Instructions for the task:
Without the pictures, return each record as it appears.

Data supplied:
● ● ● ●

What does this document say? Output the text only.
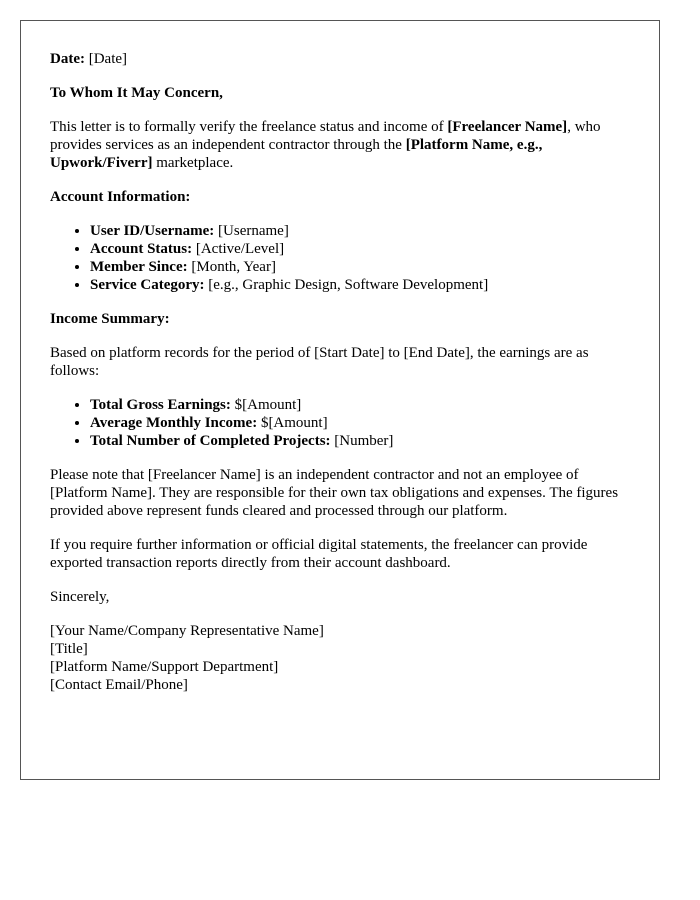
Date: [Date]

To Whom It May Concern,

This letter is to formally verify the freelance status and income of [Freelancer Name], who provides services as an independent contractor through the [Platform Name, e.g., Upwork/Fiverr] marketplace.

Account Information:

• User ID/Username: [Username]
• Account Status: [Active/Level]
• Member Since: [Month, Year]
• Service Category: [e.g., Graphic Design, Software Development]

Income Summary:

Based on platform records for the period of [Start Date] to [End Date], the earnings are as follows:

• Total Gross Earnings: $[Amount]
• Average Monthly Income: $[Amount]
• Total Number of Completed Projects: [Number]

Please note that [Freelancer Name] is an independent contractor and not an employee of [Platform Name]. They are responsible for their own tax obligations and expenses. The figures provided above represent funds cleared and processed through our platform.

If you require further information or official digital statements, the freelancer can provide exported transaction reports directly from their account dashboard.

Sincerely,

[Your Name/Company Representative Name]
[Title]
[Platform Name/Support Department]
[Contact Email/Phone]
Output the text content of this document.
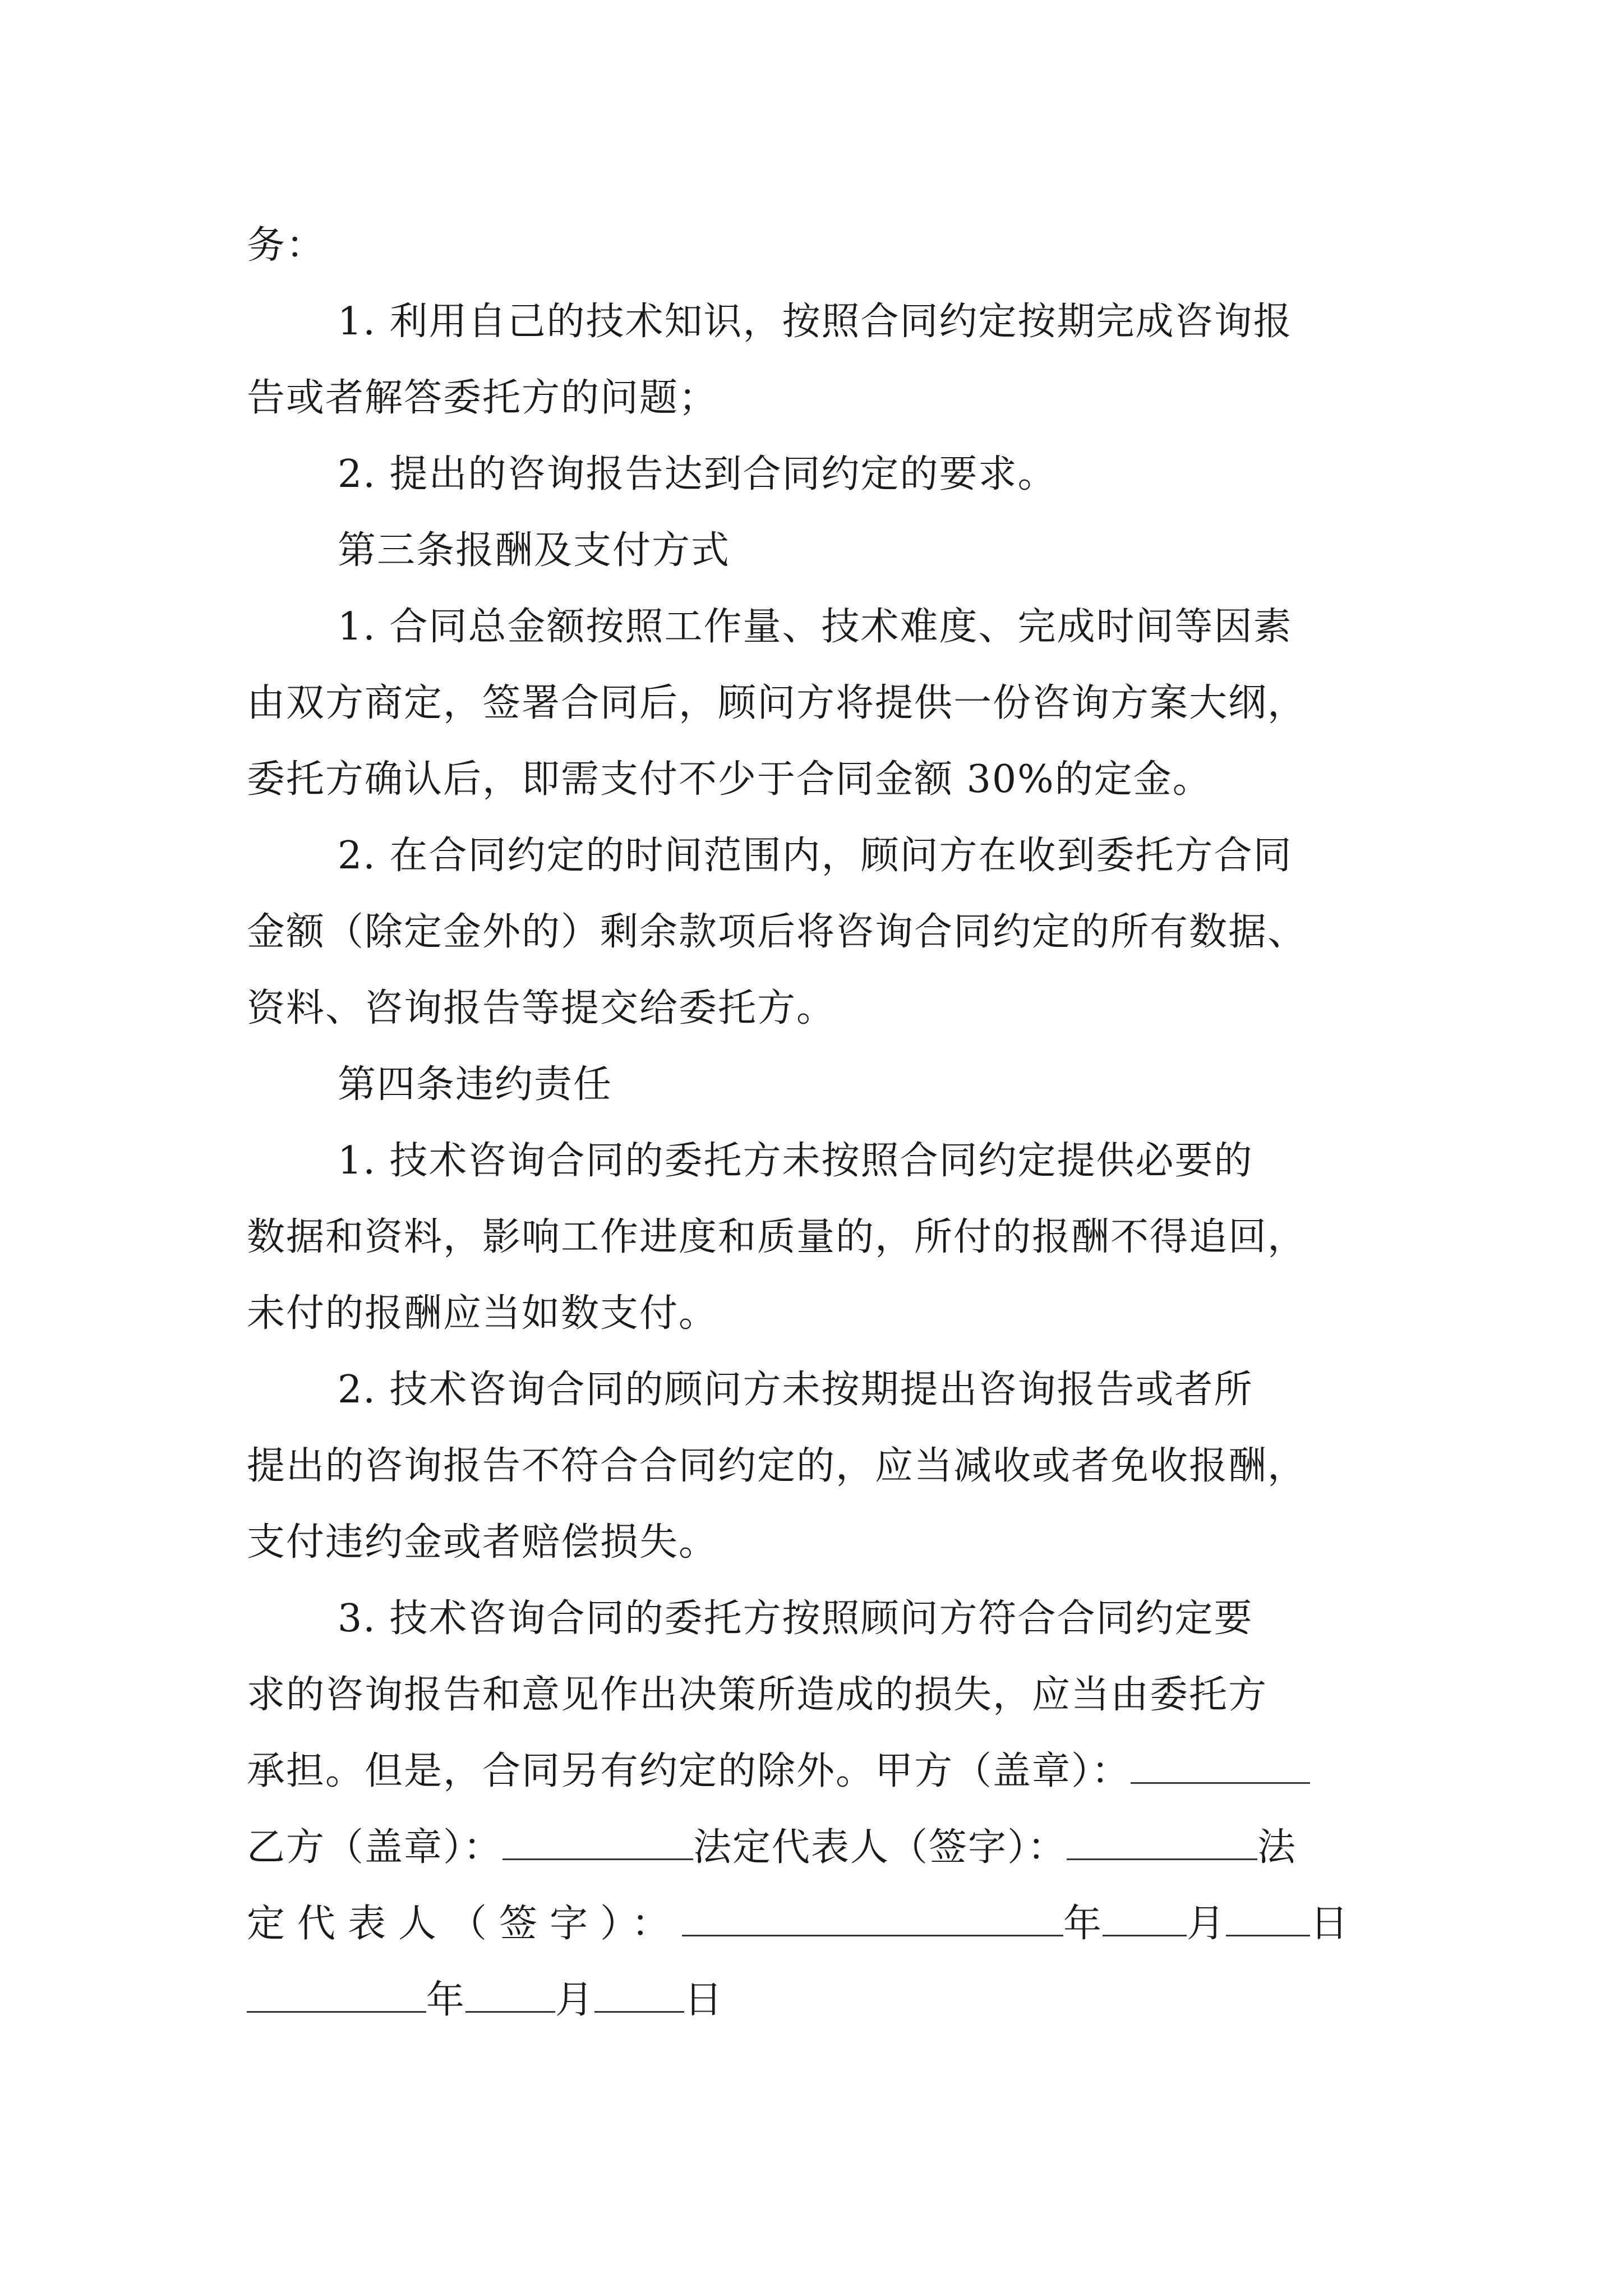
务：
1. 利用自己的技术知识，按照合同约定按期完成咨询报
告或者解答委托方的问题；
2. 提出的咨询报告达到合同约定的要求。
第三条报酬及支付方式
1. 合同总金额按照工作量、技术难度、完成时间等因素
由双方商定，签署合同后，顾问方将提供一份咨询方案大纲，
委托方确认后，即需支付不少于合同金额 30%的定金。
2. 在合同约定的时间范围内，顾问方在收到委托方合同
金额（除定金外的）剩余款项后将咨询合同约定的所有数据、
资料、咨询报告等提交给委托方。
第四条违约责任
1. 技术咨询合同的委托方未按照合同约定提供必要的
数据和资料，影响工作进度和质量的，所付的报酬不得追回，
未付的报酬应当如数支付。
2. 技术咨询合同的顾问方未按期提出咨询报告或者所
提出的咨询报告不符合合同约定的，应当减收或者免收报酬，
支付违约金或者赔偿损失。
3. 技术咨询合同的委托方按照顾问方符合合同约定要
求的咨询报告和意见作出决策所造成的损失，应当由委托方
承担。但是，合同另有约定的除外。甲方（盖章）：
乙方（盖章）：	法定代表人（签字）：	法
定代表人（签字）：	年 月 日
年 月 日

● ● ● ●

Answer to the task:
What does this document say? Output the text only.
Date: [Date]

To Whom It May Concern,

This letter is to formally verify the freelance status and income of [Freelancer Name], who provides services as an independent contractor through the [Platform Name, e.g., Upwork/Fiverr] marketplace.

Account Information:

• User ID/Username: [Username]
• Account Status: [Active/Level]
• Member Since: [Month, Year]
• Service Category: [e.g., Graphic Design, Software Development]

Income Summary:

Based on platform records for the period of [Start Date] to [End Date], the earnings are as follows:

• Total Gross Earnings: $[Amount]
• Average Monthly Income: $[Amount]
• Total Number of Completed Projects: [Number]

Please note that [Freelancer Name] is an independent contractor and not an employee of [Platform Name]. They are responsible for their own tax obligations and expenses. The figures provided above represent funds cleared and processed through our platform.

If you require further information or official digital statements, the freelancer can provide exported transaction reports directly from their account dashboard.

Sincerely,

[Your Name/Company Representative Name]
[Title]
[Platform Name/Support Department]
[Contact Email/Phone]
Output the text content of this document.
务：
1. 利用自己的技术知识，按照合同约定按期完成咨询报
告或者解答委托方的问题；
2. 提出的咨询报告达到合同约定的要求。
第三条报酬及支付方式
1. 合同总金额按照工作量、技术难度、完成时间等因素
由双方商定，签署合同后，顾问方将提供一份咨询方案大纲，
委托方确认后，即需支付不少于合同金额 30%的定金。
2. 在合同约定的时间范围内，顾问方在收到委托方合同
金额（除定金外的）剩余款项后将咨询合同约定的所有数据、
资料、咨询报告等提交给委托方。
第四条违约责任
1. 技术咨询合同的委托方未按照合同约定提供必要的
数据和资料，影响工作进度和质量的，所付的报酬不得追回，
未付的报酬应当如数支付。
2. 技术咨询合同的顾问方未按期提出咨询报告或者所
提出的咨询报告不符合合同约定的，应当减收或者免收报酬，
支付违约金或者赔偿损失。
3. 技术咨询合同的委托方按照顾问方符合合同约定要
求的咨询报告和意见作出决策所造成的损失，应当由委托方
承担。但是，合同另有约定的除外。甲方（盖章）：
乙方（盖章）：	法定代表人（签字）：	法
定代表人（签字）：	年 月 日
年 月 日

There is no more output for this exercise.